*WHAT TO DO*. Go over the entries below line by line, copying each one that contains the word "title".

*ITEMS*.
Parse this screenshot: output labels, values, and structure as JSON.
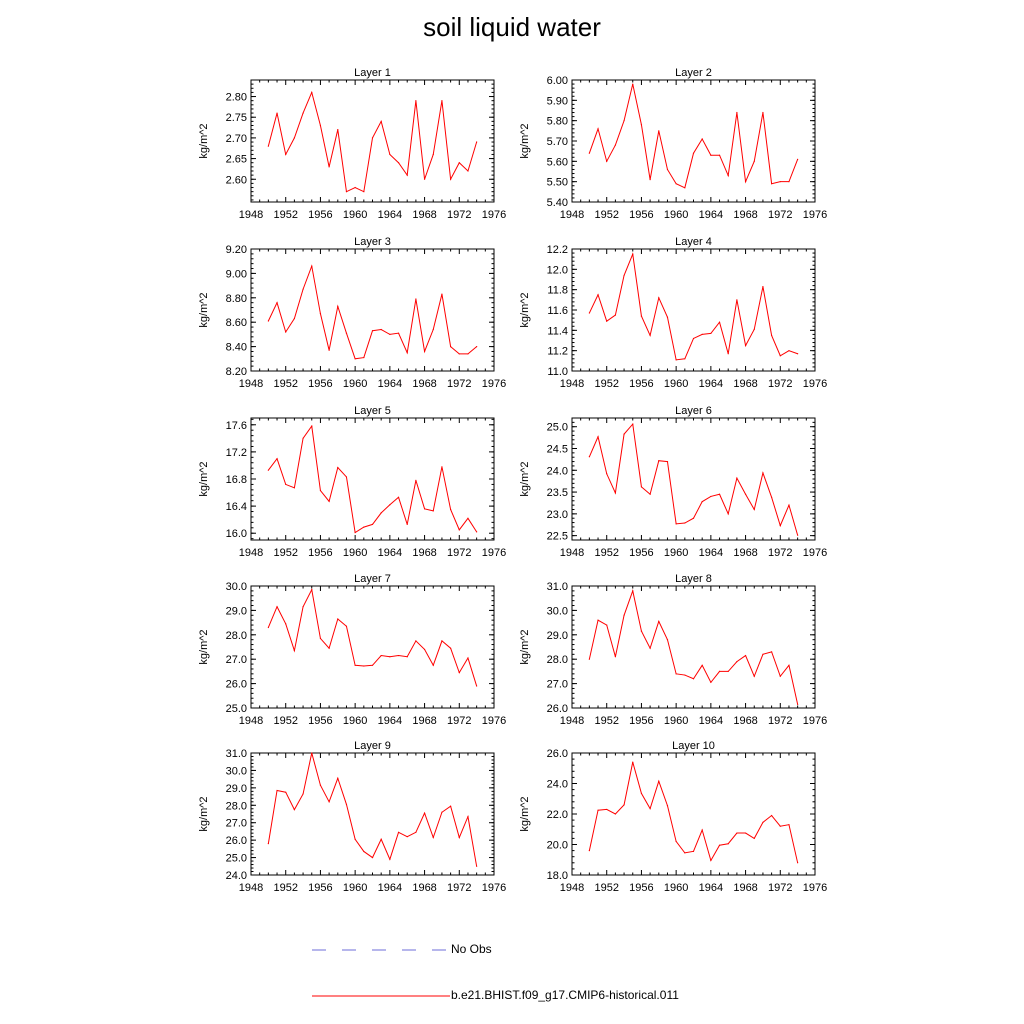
{
  "title": "soil liquid water",
  "legend": {
    "obs_label": "No Obs",
    "obs_color": "#6d6dd9",
    "model_label": "b.e21.BHIST.f09_g17.CMIP6-historical.011",
    "model_color": "#ff0000"
  },
  "chart_data": [
    {
      "type": "line",
      "title": "Layer 1",
      "ylabel": "kg/m^2",
      "xlim": [
        1948,
        1976
      ],
      "xticks": [
        1948,
        1952,
        1956,
        1960,
        1964,
        1968,
        1972,
        1976
      ],
      "ylim": [
        2.545,
        2.84
      ],
      "yticks": [
        "2.60",
        "2.65",
        "2.70",
        "2.75",
        "2.80"
      ],
      "ytick_values": [
        2.6,
        2.65,
        2.7,
        2.75,
        2.8
      ],
      "x": [
        1950,
        1951,
        1952,
        1953,
        1954,
        1955,
        1956,
        1957,
        1958,
        1959,
        1960,
        1961,
        1962,
        1963,
        1964,
        1965,
        1966,
        1967,
        1968,
        1969,
        1970,
        1971,
        1972,
        1973,
        1974
      ],
      "values": [
        2.68,
        2.76,
        2.66,
        2.7,
        2.76,
        2.81,
        2.73,
        2.63,
        2.72,
        2.57,
        2.58,
        2.57,
        2.7,
        2.74,
        2.66,
        2.64,
        2.61,
        2.79,
        2.6,
        2.66,
        2.79,
        2.6,
        2.64,
        2.62,
        2.69
      ]
    },
    {
      "type": "line",
      "title": "Layer 2",
      "ylabel": "kg/m^2",
      "xlim": [
        1948,
        1976
      ],
      "xticks": [
        1948,
        1952,
        1956,
        1960,
        1964,
        1968,
        1972,
        1976
      ],
      "ylim": [
        5.4,
        6.0
      ],
      "yticks": [
        "5.40",
        "5.50",
        "5.60",
        "5.70",
        "5.80",
        "5.90",
        "6.00"
      ],
      "ytick_values": [
        5.4,
        5.5,
        5.6,
        5.7,
        5.8,
        5.9,
        6.0
      ],
      "x": [
        1950,
        1951,
        1952,
        1953,
        1954,
        1955,
        1956,
        1957,
        1958,
        1959,
        1960,
        1961,
        1962,
        1963,
        1964,
        1965,
        1966,
        1967,
        1968,
        1969,
        1970,
        1971,
        1972,
        1973,
        1974
      ],
      "values": [
        5.64,
        5.76,
        5.6,
        5.68,
        5.8,
        5.98,
        5.78,
        5.51,
        5.75,
        5.56,
        5.49,
        5.47,
        5.64,
        5.71,
        5.63,
        5.63,
        5.53,
        5.84,
        5.5,
        5.6,
        5.84,
        5.49,
        5.5,
        5.5,
        5.61
      ]
    },
    {
      "type": "line",
      "title": "Layer 3",
      "ylabel": "kg/m^2",
      "xlim": [
        1948,
        1976
      ],
      "xticks": [
        1948,
        1952,
        1956,
        1960,
        1964,
        1968,
        1972,
        1976
      ],
      "ylim": [
        8.2,
        9.2
      ],
      "yticks": [
        "8.20",
        "8.40",
        "8.60",
        "8.80",
        "9.00",
        "9.20"
      ],
      "ytick_values": [
        8.2,
        8.4,
        8.6,
        8.8,
        9.0,
        9.2
      ],
      "x": [
        1950,
        1951,
        1952,
        1953,
        1954,
        1955,
        1956,
        1957,
        1958,
        1959,
        1960,
        1961,
        1962,
        1963,
        1964,
        1965,
        1966,
        1967,
        1968,
        1969,
        1970,
        1971,
        1972,
        1973,
        1974
      ],
      "values": [
        8.61,
        8.76,
        8.52,
        8.63,
        8.87,
        9.06,
        8.67,
        8.37,
        8.73,
        8.51,
        8.3,
        8.31,
        8.53,
        8.54,
        8.5,
        8.51,
        8.35,
        8.79,
        8.36,
        8.54,
        8.83,
        8.4,
        8.34,
        8.34,
        8.4
      ]
    },
    {
      "type": "line",
      "title": "Layer 4",
      "ylabel": "kg/m^2",
      "xlim": [
        1948,
        1976
      ],
      "xticks": [
        1948,
        1952,
        1956,
        1960,
        1964,
        1968,
        1972,
        1976
      ],
      "ylim": [
        11.0,
        12.2
      ],
      "yticks": [
        "11.0",
        "11.2",
        "11.4",
        "11.6",
        "11.8",
        "12.0",
        "12.2"
      ],
      "ytick_values": [
        11.0,
        11.2,
        11.4,
        11.6,
        11.8,
        12.0,
        12.2
      ],
      "x": [
        1950,
        1951,
        1952,
        1953,
        1954,
        1955,
        1956,
        1957,
        1958,
        1959,
        1960,
        1961,
        1962,
        1963,
        1964,
        1965,
        1966,
        1967,
        1968,
        1969,
        1970,
        1971,
        1972,
        1973,
        1974
      ],
      "values": [
        11.57,
        11.75,
        11.49,
        11.55,
        11.94,
        12.15,
        11.54,
        11.35,
        11.72,
        11.53,
        11.11,
        11.12,
        11.32,
        11.36,
        11.37,
        11.48,
        11.17,
        11.7,
        11.25,
        11.41,
        11.83,
        11.35,
        11.15,
        11.2,
        11.17
      ]
    },
    {
      "type": "line",
      "title": "Layer 5",
      "ylabel": "kg/m^2",
      "xlim": [
        1948,
        1976
      ],
      "xticks": [
        1948,
        1952,
        1956,
        1960,
        1964,
        1968,
        1972,
        1976
      ],
      "ylim": [
        15.9,
        17.7
      ],
      "yticks": [
        "16.0",
        "16.4",
        "16.8",
        "17.2",
        "17.6"
      ],
      "ytick_values": [
        16.0,
        16.4,
        16.8,
        17.2,
        17.6
      ],
      "x": [
        1950,
        1951,
        1952,
        1953,
        1954,
        1955,
        1956,
        1957,
        1958,
        1959,
        1960,
        1961,
        1962,
        1963,
        1964,
        1965,
        1966,
        1967,
        1968,
        1969,
        1970,
        1971,
        1972,
        1973,
        1974
      ],
      "values": [
        16.93,
        17.1,
        16.72,
        16.67,
        17.4,
        17.58,
        16.63,
        16.47,
        16.97,
        16.83,
        16.01,
        16.09,
        16.13,
        16.3,
        16.42,
        16.53,
        16.13,
        16.78,
        16.36,
        16.33,
        16.98,
        16.35,
        16.05,
        16.22,
        16.02
      ]
    },
    {
      "type": "line",
      "title": "Layer 6",
      "ylabel": "kg/m^2",
      "xlim": [
        1948,
        1976
      ],
      "xticks": [
        1948,
        1952,
        1956,
        1960,
        1964,
        1968,
        1972,
        1976
      ],
      "ylim": [
        22.4,
        25.2
      ],
      "yticks": [
        "22.5",
        "23.0",
        "23.5",
        "24.0",
        "24.5",
        "25.0"
      ],
      "ytick_values": [
        22.5,
        23.0,
        23.5,
        24.0,
        24.5,
        25.0
      ],
      "x": [
        1950,
        1951,
        1952,
        1953,
        1954,
        1955,
        1956,
        1957,
        1958,
        1959,
        1960,
        1961,
        1962,
        1963,
        1964,
        1965,
        1966,
        1967,
        1968,
        1969,
        1970,
        1971,
        1972,
        1973,
        1974
      ],
      "values": [
        24.31,
        24.77,
        23.92,
        23.48,
        24.83,
        25.06,
        23.62,
        23.45,
        24.22,
        24.2,
        22.77,
        22.79,
        22.9,
        23.28,
        23.4,
        23.45,
        23.0,
        23.82,
        23.45,
        23.1,
        23.94,
        23.38,
        22.73,
        23.2,
        22.51
      ]
    },
    {
      "type": "line",
      "title": "Layer 7",
      "ylabel": "kg/m^2",
      "xlim": [
        1948,
        1976
      ],
      "xticks": [
        1948,
        1952,
        1956,
        1960,
        1964,
        1968,
        1972,
        1976
      ],
      "ylim": [
        25.0,
        30.0
      ],
      "yticks": [
        "25.0",
        "26.0",
        "27.0",
        "28.0",
        "29.0",
        "30.0"
      ],
      "ytick_values": [
        25.0,
        26.0,
        27.0,
        28.0,
        29.0,
        30.0
      ],
      "x": [
        1950,
        1951,
        1952,
        1953,
        1954,
        1955,
        1956,
        1957,
        1958,
        1959,
        1960,
        1961,
        1962,
        1963,
        1964,
        1965,
        1966,
        1967,
        1968,
        1969,
        1970,
        1971,
        1972,
        1973,
        1974
      ],
      "values": [
        28.3,
        29.15,
        28.45,
        27.35,
        29.15,
        29.85,
        27.85,
        27.45,
        28.65,
        28.35,
        26.75,
        26.72,
        26.75,
        27.15,
        27.1,
        27.15,
        27.1,
        27.75,
        27.4,
        26.75,
        27.75,
        27.45,
        26.45,
        27.05,
        25.9
      ]
    },
    {
      "type": "line",
      "title": "Layer 8",
      "ylabel": "kg/m^2",
      "xlim": [
        1948,
        1976
      ],
      "xticks": [
        1948,
        1952,
        1956,
        1960,
        1964,
        1968,
        1972,
        1976
      ],
      "ylim": [
        26.0,
        31.0
      ],
      "yticks": [
        "26.0",
        "27.0",
        "28.0",
        "29.0",
        "30.0",
        "31.0"
      ],
      "ytick_values": [
        26.0,
        27.0,
        28.0,
        29.0,
        30.0,
        31.0
      ],
      "x": [
        1950,
        1951,
        1952,
        1953,
        1954,
        1955,
        1956,
        1957,
        1958,
        1959,
        1960,
        1961,
        1962,
        1963,
        1964,
        1965,
        1966,
        1967,
        1968,
        1969,
        1970,
        1971,
        1972,
        1973,
        1974
      ],
      "values": [
        28.0,
        29.6,
        29.4,
        28.1,
        29.8,
        30.8,
        29.15,
        28.45,
        29.55,
        28.8,
        27.4,
        27.35,
        27.2,
        27.75,
        27.05,
        27.5,
        27.5,
        27.9,
        28.15,
        27.3,
        28.2,
        28.3,
        27.3,
        27.75,
        26.15
      ]
    },
    {
      "type": "line",
      "title": "Layer 9",
      "ylabel": "kg/m^2",
      "xlim": [
        1948,
        1976
      ],
      "xticks": [
        1948,
        1952,
        1956,
        1960,
        1964,
        1968,
        1972,
        1976
      ],
      "ylim": [
        24.0,
        31.0
      ],
      "yticks": [
        "24.0",
        "25.0",
        "26.0",
        "27.0",
        "28.0",
        "29.0",
        "30.0",
        "31.0"
      ],
      "ytick_values": [
        24.0,
        25.0,
        26.0,
        27.0,
        28.0,
        29.0,
        30.0,
        31.0
      ],
      "x": [
        1950,
        1951,
        1952,
        1953,
        1954,
        1955,
        1956,
        1957,
        1958,
        1959,
        1960,
        1961,
        1962,
        1963,
        1964,
        1965,
        1966,
        1967,
        1968,
        1969,
        1970,
        1971,
        1972,
        1973,
        1974
      ],
      "values": [
        25.8,
        28.85,
        28.75,
        27.75,
        28.65,
        31.0,
        29.15,
        28.2,
        29.55,
        28.05,
        26.05,
        25.35,
        25.0,
        26.05,
        24.9,
        26.45,
        26.2,
        26.45,
        27.55,
        26.15,
        27.6,
        27.95,
        26.15,
        27.35,
        24.5
      ]
    },
    {
      "type": "line",
      "title": "Layer 10",
      "ylabel": "kg/m^2",
      "xlim": [
        1948,
        1976
      ],
      "xticks": [
        1948,
        1952,
        1956,
        1960,
        1964,
        1968,
        1972,
        1976
      ],
      "ylim": [
        18.0,
        26.0
      ],
      "yticks": [
        "18.0",
        "20.0",
        "22.0",
        "24.0",
        "26.0"
      ],
      "ytick_values": [
        18.0,
        20.0,
        22.0,
        24.0,
        26.0
      ],
      "x": [
        1950,
        1951,
        1952,
        1953,
        1954,
        1955,
        1956,
        1957,
        1958,
        1959,
        1960,
        1961,
        1962,
        1963,
        1964,
        1965,
        1966,
        1967,
        1968,
        1969,
        1970,
        1971,
        1972,
        1973,
        1974
      ],
      "values": [
        19.6,
        22.25,
        22.3,
        22.0,
        22.6,
        25.4,
        23.35,
        22.35,
        24.15,
        22.55,
        20.2,
        19.45,
        19.55,
        20.95,
        18.95,
        19.95,
        20.05,
        20.75,
        20.75,
        20.4,
        21.45,
        21.9,
        21.2,
        21.3,
        18.8
      ]
    }
  ]
}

*EXERCISE OUTPUT*.
  "title": "soil liquid water",
      "title": "Layer 1",
      "title": "Layer 2",
      "title": "Layer 3",
      "title": "Layer 4",
      "title": "Layer 5",
      "title": "Layer 6",
      "title": "Layer 7",
      "title": "Layer 8",
      "title": "Layer 9",
      "title": "Layer 10",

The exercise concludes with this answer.